Exercise requirements => Spot each line in the records below where the word "xlabel" occurs, then copy it.

Entries with figure data:

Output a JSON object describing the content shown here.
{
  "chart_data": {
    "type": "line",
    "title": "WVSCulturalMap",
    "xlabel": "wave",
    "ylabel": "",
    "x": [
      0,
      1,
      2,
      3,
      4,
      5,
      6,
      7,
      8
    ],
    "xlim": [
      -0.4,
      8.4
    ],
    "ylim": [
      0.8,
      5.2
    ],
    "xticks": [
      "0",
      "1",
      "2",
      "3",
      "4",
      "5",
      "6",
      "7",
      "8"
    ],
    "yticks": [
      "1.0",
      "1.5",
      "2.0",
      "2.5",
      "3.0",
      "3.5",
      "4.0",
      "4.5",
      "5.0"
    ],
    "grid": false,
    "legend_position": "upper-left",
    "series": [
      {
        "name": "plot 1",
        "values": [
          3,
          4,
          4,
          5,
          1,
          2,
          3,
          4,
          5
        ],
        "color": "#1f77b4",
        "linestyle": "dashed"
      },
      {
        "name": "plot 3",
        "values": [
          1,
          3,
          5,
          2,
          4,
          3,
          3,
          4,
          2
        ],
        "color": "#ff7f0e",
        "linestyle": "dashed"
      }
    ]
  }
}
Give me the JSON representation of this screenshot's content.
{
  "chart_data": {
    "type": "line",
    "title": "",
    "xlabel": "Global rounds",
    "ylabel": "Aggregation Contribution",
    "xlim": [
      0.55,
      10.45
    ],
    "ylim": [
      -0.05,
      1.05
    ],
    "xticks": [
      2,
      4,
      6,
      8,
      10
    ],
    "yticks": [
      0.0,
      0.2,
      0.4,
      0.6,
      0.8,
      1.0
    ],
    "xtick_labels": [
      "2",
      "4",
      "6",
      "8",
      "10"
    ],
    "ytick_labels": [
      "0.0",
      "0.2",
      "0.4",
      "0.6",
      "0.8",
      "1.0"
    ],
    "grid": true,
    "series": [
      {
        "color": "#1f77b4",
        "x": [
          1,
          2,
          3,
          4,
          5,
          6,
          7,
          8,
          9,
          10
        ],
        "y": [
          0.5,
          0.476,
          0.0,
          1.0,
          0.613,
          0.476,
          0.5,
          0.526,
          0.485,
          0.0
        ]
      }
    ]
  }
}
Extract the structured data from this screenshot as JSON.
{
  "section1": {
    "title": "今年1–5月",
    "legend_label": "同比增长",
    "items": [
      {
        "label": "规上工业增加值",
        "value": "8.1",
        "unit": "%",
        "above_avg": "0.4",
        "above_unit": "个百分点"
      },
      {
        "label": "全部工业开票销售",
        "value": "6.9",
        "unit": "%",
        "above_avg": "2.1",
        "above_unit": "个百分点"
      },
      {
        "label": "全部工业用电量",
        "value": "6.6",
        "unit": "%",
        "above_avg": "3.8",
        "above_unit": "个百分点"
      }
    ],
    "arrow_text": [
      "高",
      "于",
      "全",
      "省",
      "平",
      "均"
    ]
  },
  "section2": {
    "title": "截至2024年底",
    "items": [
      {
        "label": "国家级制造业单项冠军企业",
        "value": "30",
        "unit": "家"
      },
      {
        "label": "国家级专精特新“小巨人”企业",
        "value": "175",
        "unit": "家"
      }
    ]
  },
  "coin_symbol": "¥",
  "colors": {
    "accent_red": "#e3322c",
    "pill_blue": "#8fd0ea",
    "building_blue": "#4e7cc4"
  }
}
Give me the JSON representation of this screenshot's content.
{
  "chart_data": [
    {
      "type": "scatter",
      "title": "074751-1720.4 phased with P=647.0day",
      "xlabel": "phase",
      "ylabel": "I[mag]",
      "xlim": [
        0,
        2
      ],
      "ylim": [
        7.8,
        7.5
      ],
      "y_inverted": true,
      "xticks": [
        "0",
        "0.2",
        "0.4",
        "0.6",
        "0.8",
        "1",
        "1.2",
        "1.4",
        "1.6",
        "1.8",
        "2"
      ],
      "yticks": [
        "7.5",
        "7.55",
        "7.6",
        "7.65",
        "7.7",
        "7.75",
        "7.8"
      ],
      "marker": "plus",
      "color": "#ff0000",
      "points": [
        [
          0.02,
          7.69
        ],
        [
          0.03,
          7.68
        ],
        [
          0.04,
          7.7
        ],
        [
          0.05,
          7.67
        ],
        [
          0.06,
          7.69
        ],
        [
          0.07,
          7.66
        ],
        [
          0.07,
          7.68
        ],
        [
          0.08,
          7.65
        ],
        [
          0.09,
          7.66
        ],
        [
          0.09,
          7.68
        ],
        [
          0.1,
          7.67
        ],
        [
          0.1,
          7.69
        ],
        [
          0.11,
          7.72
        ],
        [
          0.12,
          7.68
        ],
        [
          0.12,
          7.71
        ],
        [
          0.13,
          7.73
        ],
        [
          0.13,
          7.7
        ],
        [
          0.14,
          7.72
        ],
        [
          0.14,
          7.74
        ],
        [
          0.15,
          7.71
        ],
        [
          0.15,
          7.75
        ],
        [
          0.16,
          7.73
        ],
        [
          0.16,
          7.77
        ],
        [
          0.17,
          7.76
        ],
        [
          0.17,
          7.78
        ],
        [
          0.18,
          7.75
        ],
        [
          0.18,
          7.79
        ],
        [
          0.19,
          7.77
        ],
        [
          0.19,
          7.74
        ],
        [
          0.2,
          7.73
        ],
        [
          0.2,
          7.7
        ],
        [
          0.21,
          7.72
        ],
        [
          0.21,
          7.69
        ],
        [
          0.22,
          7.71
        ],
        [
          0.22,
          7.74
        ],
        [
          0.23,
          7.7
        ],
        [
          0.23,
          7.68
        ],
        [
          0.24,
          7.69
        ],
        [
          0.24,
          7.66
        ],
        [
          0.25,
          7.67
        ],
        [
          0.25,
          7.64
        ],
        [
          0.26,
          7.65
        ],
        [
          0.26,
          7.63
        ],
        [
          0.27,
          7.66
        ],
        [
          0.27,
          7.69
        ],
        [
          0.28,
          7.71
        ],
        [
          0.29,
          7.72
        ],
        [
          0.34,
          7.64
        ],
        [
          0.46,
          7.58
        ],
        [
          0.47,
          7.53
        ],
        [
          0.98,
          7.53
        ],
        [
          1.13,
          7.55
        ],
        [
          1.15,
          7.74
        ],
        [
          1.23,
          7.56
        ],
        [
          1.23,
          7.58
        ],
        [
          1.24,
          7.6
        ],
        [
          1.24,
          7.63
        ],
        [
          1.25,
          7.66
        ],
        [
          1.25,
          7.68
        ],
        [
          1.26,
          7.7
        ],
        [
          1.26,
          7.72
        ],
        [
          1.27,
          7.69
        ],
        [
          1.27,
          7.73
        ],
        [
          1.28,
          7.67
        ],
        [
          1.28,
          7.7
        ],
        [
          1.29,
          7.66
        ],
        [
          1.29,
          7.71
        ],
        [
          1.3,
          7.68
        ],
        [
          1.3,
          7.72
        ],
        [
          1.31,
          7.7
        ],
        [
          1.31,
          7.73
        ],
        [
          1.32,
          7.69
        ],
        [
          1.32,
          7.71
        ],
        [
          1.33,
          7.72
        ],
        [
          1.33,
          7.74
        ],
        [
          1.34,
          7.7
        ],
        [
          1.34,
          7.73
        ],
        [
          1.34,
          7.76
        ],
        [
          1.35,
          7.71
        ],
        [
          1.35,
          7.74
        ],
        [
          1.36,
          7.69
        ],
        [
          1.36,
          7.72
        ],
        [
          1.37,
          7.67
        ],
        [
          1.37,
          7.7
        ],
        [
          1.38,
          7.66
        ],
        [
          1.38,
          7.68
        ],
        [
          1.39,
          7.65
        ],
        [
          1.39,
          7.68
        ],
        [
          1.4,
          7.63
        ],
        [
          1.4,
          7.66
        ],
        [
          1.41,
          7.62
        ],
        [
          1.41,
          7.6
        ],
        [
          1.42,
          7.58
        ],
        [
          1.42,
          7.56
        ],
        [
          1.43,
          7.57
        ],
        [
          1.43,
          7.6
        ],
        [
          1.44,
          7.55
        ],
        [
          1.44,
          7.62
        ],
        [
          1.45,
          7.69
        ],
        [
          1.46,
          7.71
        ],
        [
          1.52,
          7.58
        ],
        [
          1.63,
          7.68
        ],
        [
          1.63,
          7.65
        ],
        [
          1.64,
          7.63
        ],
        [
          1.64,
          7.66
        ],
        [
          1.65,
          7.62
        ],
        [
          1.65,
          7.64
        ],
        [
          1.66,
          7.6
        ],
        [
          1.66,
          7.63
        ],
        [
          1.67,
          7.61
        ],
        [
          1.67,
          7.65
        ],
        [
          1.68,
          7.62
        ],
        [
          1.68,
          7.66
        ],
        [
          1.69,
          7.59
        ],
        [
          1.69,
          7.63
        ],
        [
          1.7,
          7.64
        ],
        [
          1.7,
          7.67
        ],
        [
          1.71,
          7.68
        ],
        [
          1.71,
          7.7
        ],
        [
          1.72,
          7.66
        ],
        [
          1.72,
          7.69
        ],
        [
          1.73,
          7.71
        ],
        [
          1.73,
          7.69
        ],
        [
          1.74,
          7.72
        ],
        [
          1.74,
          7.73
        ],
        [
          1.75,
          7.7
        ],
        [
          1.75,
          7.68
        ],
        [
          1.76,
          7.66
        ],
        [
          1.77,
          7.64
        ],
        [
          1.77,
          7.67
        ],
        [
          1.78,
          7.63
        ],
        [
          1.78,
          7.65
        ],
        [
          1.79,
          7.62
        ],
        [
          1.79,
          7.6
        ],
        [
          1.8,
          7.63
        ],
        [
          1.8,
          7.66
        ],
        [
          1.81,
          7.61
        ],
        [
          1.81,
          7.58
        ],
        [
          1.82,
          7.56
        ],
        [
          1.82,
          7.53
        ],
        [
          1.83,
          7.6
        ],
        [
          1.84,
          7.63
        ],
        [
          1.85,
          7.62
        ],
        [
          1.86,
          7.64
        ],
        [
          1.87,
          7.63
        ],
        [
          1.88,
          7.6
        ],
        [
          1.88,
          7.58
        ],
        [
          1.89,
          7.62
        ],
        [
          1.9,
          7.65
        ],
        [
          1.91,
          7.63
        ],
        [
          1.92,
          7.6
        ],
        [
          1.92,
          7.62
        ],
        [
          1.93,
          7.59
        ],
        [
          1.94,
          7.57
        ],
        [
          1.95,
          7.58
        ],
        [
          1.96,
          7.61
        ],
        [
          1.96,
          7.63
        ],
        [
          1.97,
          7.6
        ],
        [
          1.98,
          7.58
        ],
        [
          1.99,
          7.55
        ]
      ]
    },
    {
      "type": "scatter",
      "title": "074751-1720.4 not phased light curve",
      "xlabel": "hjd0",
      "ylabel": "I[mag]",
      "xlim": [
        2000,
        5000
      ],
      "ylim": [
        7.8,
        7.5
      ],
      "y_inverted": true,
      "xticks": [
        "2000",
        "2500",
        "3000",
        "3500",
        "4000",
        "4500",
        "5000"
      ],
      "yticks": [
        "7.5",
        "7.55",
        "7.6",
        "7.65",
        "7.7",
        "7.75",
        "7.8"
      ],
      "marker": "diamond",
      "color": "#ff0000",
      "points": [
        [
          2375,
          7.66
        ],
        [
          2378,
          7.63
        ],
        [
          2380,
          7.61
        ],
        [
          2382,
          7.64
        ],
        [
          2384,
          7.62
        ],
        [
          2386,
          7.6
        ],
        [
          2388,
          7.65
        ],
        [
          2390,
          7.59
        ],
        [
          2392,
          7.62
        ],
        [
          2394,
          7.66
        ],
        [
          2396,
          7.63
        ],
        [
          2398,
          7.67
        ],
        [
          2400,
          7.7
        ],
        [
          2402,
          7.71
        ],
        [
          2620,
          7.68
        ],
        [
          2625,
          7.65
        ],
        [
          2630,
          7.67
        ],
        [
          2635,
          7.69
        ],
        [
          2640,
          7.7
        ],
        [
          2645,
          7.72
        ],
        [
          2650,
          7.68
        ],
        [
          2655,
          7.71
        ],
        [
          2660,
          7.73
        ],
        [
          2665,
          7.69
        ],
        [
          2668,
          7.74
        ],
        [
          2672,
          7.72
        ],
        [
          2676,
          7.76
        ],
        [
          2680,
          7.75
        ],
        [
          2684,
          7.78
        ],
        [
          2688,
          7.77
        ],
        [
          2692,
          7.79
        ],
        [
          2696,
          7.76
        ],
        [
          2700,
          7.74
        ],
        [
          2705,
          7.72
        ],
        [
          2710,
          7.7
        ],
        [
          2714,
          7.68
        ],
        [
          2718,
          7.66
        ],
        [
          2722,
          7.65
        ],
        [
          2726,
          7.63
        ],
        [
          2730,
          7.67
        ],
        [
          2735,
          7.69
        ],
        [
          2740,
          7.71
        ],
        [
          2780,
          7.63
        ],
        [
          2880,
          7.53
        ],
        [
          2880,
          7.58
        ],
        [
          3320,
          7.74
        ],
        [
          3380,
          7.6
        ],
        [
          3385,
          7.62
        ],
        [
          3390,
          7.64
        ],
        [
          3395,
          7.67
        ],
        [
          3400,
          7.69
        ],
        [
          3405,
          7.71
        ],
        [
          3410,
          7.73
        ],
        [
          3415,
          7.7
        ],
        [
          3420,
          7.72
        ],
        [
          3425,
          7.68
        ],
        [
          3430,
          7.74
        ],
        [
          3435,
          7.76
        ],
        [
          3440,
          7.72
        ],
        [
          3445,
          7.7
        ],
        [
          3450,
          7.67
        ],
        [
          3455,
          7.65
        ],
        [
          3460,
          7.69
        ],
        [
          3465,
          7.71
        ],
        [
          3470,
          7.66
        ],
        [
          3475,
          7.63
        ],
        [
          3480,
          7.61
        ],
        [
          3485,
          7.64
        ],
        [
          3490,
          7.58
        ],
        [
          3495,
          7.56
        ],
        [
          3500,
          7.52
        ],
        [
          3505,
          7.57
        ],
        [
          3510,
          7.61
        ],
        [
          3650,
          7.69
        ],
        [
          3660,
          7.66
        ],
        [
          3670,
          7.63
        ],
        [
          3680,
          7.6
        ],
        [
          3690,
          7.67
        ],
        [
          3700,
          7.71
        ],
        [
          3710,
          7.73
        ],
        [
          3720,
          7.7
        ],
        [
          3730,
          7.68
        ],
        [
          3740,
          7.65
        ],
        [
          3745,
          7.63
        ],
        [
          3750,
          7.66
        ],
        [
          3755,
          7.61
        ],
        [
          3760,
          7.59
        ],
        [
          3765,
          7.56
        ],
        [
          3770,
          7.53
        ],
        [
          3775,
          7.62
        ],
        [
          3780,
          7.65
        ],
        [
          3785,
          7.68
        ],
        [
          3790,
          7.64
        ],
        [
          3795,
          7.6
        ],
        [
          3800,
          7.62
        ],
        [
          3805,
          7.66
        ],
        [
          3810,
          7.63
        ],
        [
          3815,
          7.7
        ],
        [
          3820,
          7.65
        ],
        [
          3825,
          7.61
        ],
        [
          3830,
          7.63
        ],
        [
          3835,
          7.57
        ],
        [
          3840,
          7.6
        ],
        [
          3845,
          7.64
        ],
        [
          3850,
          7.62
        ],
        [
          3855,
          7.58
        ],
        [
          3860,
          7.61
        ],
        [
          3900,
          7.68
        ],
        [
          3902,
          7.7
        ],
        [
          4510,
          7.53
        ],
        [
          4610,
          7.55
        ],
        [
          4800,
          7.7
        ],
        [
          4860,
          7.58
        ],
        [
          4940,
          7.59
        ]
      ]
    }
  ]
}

Output below =>
    "xlabel": "wave",
    "xlabel": "Global rounds",
      "xlabel": "phase",
      "xlabel": "hjd0",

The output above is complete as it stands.